If a line in the material below has the string "Testing", copy it out.
*** RECORDS FOR THIS TASK Section Begins ***
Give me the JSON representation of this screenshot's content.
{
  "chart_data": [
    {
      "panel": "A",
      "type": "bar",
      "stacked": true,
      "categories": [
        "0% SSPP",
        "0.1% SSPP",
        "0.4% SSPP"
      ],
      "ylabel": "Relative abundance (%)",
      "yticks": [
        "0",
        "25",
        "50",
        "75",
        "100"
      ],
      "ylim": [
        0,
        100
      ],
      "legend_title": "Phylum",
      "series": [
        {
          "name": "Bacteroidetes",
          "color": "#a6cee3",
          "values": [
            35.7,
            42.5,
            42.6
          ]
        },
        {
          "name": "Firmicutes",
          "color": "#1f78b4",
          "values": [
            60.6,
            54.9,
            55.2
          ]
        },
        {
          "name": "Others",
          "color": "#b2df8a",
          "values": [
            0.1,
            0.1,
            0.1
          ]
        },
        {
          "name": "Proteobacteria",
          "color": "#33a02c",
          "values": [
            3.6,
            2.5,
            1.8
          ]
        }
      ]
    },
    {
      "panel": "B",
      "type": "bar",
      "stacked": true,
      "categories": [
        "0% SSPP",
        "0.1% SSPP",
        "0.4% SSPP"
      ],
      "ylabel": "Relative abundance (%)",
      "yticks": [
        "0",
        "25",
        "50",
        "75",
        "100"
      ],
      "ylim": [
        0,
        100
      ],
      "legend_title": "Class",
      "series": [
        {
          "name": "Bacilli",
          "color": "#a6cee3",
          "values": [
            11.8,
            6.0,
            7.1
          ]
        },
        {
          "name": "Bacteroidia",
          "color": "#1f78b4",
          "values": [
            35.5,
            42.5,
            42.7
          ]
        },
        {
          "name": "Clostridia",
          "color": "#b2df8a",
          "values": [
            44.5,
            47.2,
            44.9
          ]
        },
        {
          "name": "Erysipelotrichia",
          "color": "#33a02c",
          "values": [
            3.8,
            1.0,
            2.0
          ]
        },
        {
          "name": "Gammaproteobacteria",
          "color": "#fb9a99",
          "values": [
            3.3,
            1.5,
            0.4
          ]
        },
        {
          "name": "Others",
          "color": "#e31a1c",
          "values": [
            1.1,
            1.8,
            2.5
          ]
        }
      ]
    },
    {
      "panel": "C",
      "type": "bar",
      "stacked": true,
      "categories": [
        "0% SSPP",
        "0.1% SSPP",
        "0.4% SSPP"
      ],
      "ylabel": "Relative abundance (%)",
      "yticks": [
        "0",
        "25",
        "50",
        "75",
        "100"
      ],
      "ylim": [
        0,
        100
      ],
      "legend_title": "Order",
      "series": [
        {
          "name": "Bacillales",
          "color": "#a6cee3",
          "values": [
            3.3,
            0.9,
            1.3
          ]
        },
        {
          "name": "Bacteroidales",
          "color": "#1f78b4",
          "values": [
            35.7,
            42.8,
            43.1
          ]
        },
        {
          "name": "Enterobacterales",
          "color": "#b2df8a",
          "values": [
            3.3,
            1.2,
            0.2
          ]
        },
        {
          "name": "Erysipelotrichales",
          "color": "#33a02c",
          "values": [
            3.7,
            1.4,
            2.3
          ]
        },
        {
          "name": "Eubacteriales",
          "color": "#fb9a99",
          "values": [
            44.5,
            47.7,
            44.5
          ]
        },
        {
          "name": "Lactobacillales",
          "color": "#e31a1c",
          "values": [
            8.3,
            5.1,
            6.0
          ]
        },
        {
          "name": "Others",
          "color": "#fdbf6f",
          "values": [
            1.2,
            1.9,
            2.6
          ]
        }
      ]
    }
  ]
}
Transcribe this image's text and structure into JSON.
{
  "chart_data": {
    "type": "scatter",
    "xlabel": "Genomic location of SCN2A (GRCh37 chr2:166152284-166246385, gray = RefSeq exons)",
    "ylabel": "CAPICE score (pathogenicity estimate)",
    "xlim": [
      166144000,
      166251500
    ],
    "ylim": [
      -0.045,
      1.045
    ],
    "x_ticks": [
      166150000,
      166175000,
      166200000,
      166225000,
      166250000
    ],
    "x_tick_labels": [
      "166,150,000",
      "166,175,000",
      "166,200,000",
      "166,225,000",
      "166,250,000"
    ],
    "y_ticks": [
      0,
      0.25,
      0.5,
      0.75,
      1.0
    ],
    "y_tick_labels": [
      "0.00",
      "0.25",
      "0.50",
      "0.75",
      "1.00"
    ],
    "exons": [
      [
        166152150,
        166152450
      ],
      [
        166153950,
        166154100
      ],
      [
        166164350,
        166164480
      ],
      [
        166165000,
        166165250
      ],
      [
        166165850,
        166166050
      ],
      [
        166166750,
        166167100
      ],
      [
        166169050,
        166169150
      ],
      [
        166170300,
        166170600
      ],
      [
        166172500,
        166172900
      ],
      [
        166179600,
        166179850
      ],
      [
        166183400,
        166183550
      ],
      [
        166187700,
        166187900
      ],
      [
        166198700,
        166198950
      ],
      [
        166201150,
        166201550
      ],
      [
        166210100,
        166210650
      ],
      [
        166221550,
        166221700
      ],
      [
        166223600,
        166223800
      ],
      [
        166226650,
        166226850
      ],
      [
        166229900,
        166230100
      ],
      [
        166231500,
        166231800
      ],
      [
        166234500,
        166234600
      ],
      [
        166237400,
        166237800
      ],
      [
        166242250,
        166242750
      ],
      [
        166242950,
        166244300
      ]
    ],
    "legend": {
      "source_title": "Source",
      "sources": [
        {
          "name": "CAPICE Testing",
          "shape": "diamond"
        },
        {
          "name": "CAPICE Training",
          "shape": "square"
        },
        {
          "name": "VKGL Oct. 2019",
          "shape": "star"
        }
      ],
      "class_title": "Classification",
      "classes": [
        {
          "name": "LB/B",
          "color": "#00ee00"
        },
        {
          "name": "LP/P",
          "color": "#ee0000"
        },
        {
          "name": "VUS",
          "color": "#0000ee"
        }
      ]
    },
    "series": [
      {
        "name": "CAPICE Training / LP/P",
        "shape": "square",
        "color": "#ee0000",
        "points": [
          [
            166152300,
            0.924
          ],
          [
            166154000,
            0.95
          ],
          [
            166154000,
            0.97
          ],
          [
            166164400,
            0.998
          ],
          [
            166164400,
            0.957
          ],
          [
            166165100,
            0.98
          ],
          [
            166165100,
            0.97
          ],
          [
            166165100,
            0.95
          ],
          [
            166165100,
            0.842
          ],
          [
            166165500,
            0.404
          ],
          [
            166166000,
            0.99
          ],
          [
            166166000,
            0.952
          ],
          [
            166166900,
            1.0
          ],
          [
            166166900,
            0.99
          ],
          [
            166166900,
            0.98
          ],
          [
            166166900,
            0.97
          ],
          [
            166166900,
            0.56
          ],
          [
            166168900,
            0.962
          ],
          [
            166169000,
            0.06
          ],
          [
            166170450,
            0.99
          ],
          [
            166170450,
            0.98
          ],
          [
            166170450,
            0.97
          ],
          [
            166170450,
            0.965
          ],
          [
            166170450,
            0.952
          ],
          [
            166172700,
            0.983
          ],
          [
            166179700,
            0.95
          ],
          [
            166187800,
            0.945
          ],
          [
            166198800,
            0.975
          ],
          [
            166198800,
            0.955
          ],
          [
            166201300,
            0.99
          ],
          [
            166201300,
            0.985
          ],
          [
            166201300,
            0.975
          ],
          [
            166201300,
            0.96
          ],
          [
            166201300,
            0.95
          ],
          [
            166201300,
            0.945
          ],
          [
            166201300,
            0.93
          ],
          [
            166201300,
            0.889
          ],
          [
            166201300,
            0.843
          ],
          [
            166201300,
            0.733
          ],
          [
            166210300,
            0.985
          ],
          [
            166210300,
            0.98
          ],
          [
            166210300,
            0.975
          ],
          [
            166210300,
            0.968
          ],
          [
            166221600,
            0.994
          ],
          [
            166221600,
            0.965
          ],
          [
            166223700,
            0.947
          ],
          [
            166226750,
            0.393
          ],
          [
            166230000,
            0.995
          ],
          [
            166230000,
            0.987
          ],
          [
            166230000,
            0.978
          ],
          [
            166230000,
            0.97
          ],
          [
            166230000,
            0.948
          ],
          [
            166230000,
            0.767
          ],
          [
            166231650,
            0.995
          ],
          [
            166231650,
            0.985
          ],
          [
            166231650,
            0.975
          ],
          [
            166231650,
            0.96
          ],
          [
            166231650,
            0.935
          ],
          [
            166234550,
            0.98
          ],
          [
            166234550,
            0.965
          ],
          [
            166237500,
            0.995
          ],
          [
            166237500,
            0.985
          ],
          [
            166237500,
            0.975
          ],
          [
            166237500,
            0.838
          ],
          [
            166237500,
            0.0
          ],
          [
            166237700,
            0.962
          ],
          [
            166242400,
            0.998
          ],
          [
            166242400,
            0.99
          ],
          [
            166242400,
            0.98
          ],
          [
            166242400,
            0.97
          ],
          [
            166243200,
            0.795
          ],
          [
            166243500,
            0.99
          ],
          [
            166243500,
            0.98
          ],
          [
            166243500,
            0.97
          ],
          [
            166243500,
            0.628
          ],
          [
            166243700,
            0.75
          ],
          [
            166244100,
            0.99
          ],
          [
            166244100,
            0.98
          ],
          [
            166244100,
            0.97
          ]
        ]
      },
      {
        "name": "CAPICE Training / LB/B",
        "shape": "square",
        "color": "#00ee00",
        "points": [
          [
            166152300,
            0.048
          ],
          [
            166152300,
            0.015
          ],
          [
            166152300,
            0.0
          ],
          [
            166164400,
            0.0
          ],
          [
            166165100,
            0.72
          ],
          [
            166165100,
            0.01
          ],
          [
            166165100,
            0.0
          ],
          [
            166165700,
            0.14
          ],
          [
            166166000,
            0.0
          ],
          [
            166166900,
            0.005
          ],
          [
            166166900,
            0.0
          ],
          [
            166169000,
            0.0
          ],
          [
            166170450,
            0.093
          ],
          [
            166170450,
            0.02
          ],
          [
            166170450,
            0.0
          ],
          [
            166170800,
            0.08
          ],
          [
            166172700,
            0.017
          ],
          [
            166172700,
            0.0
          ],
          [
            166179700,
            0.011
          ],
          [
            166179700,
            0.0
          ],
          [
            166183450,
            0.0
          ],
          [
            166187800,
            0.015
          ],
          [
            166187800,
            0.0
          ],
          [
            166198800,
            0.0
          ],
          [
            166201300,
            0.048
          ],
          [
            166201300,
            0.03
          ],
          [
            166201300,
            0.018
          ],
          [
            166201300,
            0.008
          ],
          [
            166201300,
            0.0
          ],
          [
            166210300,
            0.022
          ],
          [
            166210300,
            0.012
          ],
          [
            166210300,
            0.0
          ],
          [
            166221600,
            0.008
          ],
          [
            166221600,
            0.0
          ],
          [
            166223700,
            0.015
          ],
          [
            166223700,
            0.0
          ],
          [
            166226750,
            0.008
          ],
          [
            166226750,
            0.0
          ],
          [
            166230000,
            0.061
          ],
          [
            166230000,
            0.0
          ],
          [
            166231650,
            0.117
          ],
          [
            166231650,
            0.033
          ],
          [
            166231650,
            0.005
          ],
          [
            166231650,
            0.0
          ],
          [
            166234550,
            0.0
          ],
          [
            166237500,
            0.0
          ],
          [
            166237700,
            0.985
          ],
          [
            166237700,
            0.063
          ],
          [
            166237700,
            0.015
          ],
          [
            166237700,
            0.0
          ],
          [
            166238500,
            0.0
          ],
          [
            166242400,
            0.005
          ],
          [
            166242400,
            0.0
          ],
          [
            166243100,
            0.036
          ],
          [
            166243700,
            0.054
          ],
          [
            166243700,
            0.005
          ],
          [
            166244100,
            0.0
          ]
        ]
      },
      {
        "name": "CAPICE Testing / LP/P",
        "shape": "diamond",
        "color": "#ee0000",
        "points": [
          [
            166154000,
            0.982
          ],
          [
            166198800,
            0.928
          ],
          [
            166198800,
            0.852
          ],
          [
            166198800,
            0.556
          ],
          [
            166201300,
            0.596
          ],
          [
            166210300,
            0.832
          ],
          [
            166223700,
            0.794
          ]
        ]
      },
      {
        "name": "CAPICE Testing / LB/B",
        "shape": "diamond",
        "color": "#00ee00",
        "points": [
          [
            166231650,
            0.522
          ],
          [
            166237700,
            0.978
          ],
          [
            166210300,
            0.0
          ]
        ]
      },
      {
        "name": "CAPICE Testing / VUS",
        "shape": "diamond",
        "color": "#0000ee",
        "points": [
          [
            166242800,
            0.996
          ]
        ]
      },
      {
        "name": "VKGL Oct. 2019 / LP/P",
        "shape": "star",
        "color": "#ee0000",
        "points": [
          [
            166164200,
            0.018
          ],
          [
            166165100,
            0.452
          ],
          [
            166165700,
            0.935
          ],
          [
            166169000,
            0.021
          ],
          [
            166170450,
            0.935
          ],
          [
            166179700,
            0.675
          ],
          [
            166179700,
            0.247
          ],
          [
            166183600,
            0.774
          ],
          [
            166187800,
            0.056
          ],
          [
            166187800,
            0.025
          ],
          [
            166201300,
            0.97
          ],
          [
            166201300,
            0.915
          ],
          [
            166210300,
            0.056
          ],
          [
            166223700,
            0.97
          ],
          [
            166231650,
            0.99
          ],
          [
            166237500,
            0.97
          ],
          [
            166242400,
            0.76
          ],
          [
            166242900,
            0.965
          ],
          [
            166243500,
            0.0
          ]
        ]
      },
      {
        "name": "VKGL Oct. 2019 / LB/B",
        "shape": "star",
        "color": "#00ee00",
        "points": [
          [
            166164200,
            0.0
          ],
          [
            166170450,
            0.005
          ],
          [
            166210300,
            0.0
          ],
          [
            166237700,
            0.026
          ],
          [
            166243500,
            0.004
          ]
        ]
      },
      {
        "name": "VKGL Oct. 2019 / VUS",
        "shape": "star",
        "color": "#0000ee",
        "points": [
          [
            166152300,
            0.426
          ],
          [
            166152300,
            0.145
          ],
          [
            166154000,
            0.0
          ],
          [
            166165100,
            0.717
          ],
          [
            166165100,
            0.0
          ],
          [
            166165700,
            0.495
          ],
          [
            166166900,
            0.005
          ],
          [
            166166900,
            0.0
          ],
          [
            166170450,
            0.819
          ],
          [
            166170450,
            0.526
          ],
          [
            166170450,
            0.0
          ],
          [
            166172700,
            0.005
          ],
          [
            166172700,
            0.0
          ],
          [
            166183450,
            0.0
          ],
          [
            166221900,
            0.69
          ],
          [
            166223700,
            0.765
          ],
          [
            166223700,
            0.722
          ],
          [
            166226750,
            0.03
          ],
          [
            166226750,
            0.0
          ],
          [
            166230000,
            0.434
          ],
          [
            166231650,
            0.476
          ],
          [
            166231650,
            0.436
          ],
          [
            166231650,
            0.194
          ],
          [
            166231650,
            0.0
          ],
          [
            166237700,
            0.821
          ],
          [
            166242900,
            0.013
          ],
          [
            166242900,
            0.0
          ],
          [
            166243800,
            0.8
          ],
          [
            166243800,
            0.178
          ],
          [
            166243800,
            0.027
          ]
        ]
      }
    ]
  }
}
*** RECORDS FOR THIS TASK Section Ends ***
## YOUR RESPONSE
          "name": "CAPICE Testing",
        "name": "CAPICE Testing / LP/P",
        "name": "CAPICE Testing / LB/B",
        "name": "CAPICE Testing / VUS",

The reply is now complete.